_EXERCISE DETAILS_: Extract the lines starting at the one that contains "Patent image size: (943, 1023)." and ending at the one that contains "The radius 44 is at (469, 453).", and reproduce them without any change.

_GIVEN RECORDS_:
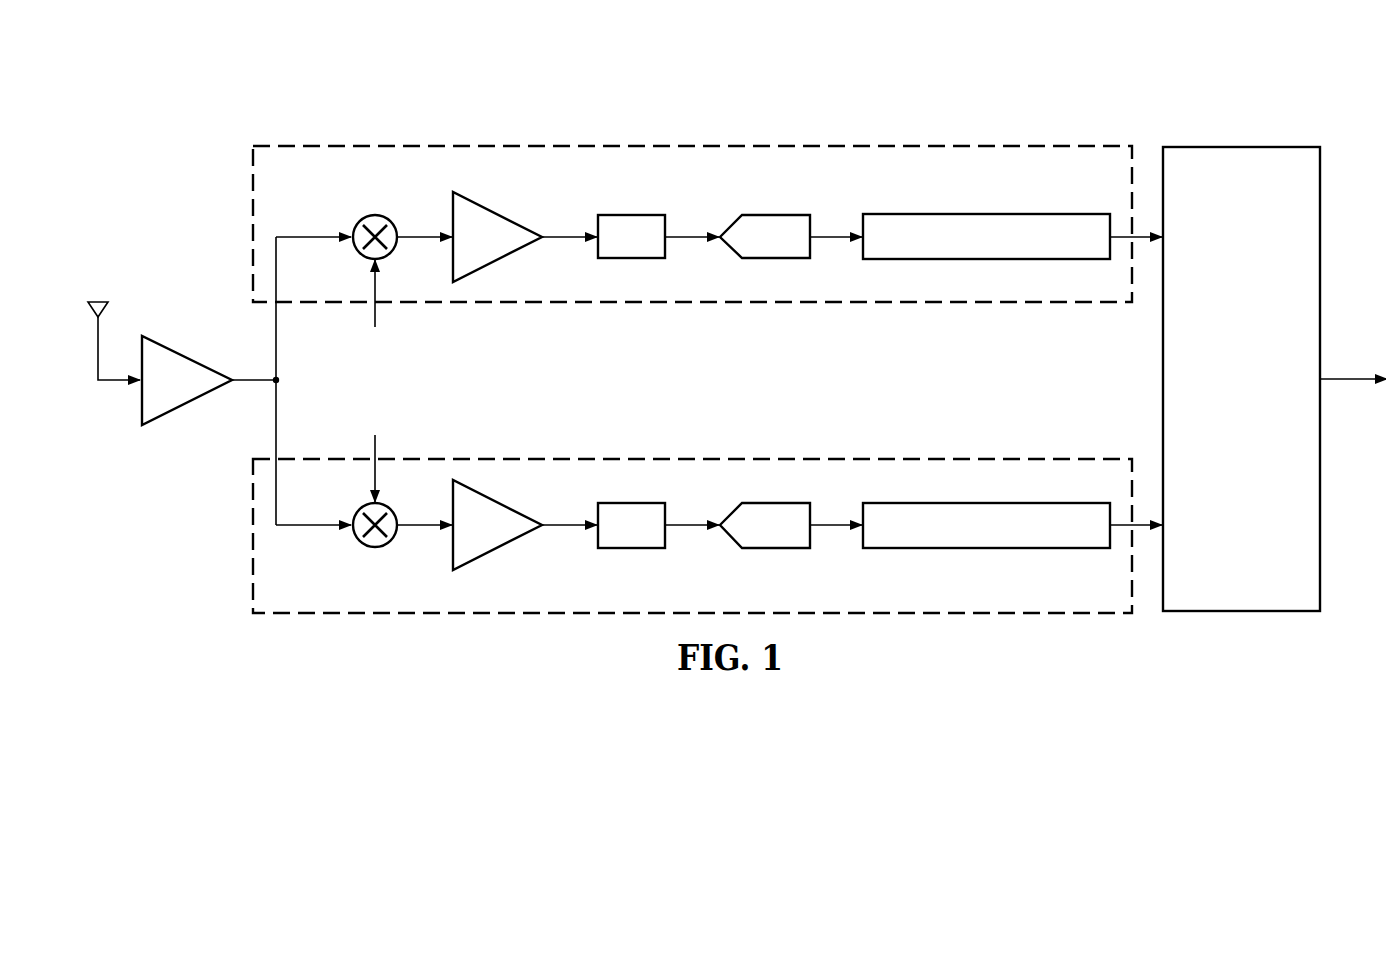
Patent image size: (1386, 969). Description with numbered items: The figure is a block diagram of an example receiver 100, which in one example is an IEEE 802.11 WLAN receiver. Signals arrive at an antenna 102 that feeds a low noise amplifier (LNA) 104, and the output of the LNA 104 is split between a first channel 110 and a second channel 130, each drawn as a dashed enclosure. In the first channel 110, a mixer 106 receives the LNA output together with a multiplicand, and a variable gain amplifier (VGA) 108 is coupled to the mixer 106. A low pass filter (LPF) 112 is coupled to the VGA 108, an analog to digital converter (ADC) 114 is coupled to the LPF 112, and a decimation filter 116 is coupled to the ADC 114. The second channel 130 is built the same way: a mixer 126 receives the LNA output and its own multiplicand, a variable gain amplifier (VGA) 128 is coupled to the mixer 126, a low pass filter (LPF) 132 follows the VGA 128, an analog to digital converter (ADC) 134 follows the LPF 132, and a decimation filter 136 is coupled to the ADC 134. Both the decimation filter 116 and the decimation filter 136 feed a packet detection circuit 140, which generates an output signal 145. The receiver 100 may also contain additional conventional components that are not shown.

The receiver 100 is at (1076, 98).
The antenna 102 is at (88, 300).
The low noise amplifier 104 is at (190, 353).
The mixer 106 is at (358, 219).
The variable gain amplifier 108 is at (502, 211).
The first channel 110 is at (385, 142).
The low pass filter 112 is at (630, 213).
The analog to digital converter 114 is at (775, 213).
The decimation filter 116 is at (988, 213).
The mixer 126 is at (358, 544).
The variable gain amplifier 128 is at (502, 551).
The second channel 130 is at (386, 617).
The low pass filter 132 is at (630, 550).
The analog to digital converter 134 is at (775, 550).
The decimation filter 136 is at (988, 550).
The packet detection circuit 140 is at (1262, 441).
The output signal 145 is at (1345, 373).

---

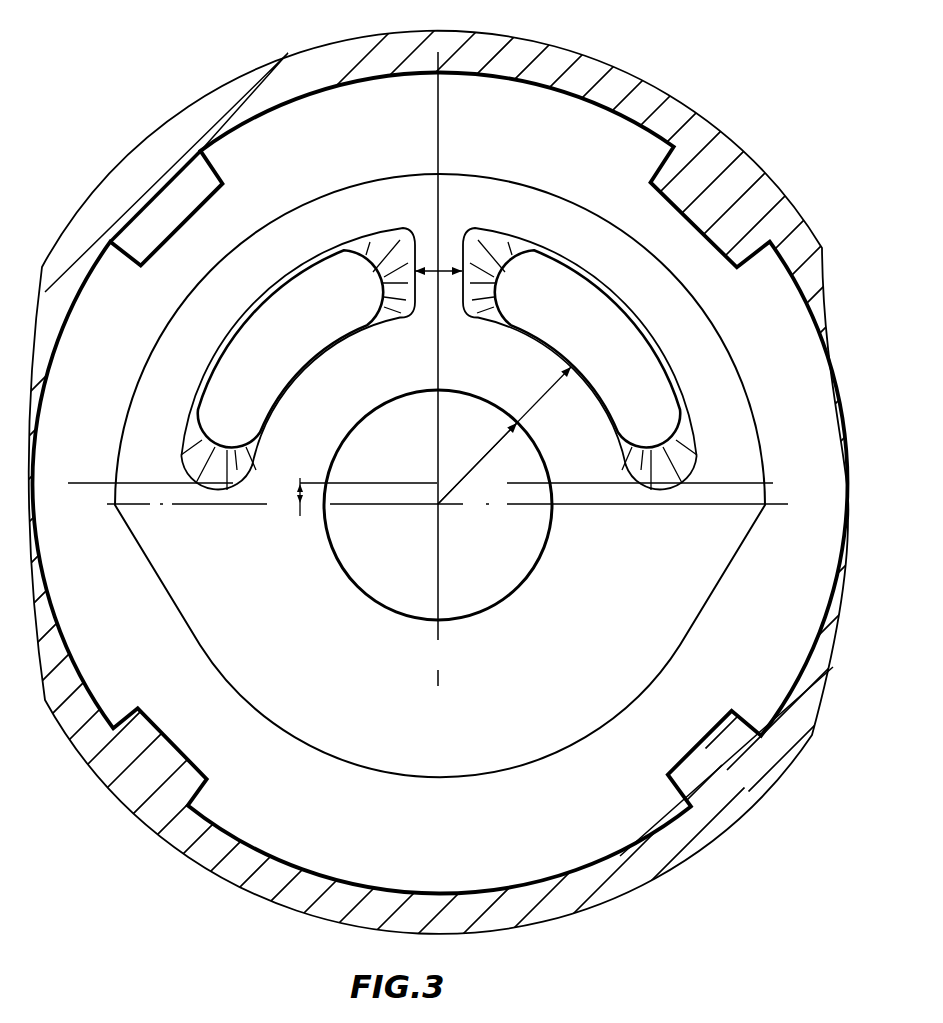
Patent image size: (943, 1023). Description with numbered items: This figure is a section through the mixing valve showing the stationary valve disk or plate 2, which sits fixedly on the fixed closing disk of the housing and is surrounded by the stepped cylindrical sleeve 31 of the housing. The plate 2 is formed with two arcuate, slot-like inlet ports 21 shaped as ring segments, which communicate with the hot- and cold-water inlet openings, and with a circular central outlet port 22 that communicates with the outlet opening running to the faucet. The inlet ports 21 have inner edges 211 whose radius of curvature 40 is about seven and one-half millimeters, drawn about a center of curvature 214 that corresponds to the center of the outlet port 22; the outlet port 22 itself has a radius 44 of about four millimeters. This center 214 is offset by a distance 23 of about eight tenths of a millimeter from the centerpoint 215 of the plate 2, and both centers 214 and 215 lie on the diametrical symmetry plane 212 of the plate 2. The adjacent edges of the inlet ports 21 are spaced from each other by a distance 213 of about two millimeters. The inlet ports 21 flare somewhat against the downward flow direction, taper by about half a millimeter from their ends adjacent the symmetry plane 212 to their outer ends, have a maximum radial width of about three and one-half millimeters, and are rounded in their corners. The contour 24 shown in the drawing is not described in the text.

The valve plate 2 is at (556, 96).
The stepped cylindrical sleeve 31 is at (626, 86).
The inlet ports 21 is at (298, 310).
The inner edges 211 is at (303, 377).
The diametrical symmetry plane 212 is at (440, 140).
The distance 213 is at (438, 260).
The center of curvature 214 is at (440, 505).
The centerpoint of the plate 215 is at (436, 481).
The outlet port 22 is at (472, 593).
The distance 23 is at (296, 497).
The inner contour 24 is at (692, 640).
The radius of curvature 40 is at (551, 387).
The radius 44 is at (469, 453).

_RESULT FOR THIS EXERCISE_:
Patent image size: (943, 1023). Description with numbered items: This figure is a section through the mixing valve showing the stationary valve disk or plate 2, which sits fixedly on the fixed closing disk of the housing and is surrounded by the stepped cylindrical sleeve 31 of the housing. The plate 2 is formed with two arcuate, slot-like inlet ports 21 shaped as ring segments, which communicate with the hot- and cold-water inlet openings, and with a circular central outlet port 22 that communicates with the outlet opening running to the faucet. The inlet ports 21 have inner edges 211 whose radius of curvature 40 is about seven and one-half millimeters, drawn about a center of curvature 214 that corresponds to the center of the outlet port 22; the outlet port 22 itself has a radius 44 of about four millimeters. This center 214 is offset by a distance 23 of about eight tenths of a millimeter from the centerpoint 215 of the plate 2, and both centers 214 and 215 lie on the diametrical symmetry plane 212 of the plate 2. The adjacent edges of the inlet ports 21 are spaced from each other by a distance 213 of about two millimeters. The inlet ports 21 flare somewhat against the downward flow direction, taper by about half a millimeter from their ends adjacent the symmetry plane 212 to their outer ends, have a maximum radial width of about three and one-half millimeters, and are rounded in their corners. The contour 24 shown in the drawing is not described in the text.

The valve plate 2 is at (556, 96).
The stepped cylindrical sleeve 31 is at (626, 86).
The inlet ports 21 is at (298, 310).
The inner edges 211 is at (303, 377).
The diametrical symmetry plane 212 is at (440, 140).
The distance 213 is at (438, 260).
The center of curvature 214 is at (440, 505).
The centerpoint of the plate 215 is at (436, 481).
The outlet port 22 is at (472, 593).
The distance 23 is at (296, 497).
The inner contour 24 is at (692, 640).
The radius of curvature 40 is at (551, 387).
The radius 44 is at (469, 453).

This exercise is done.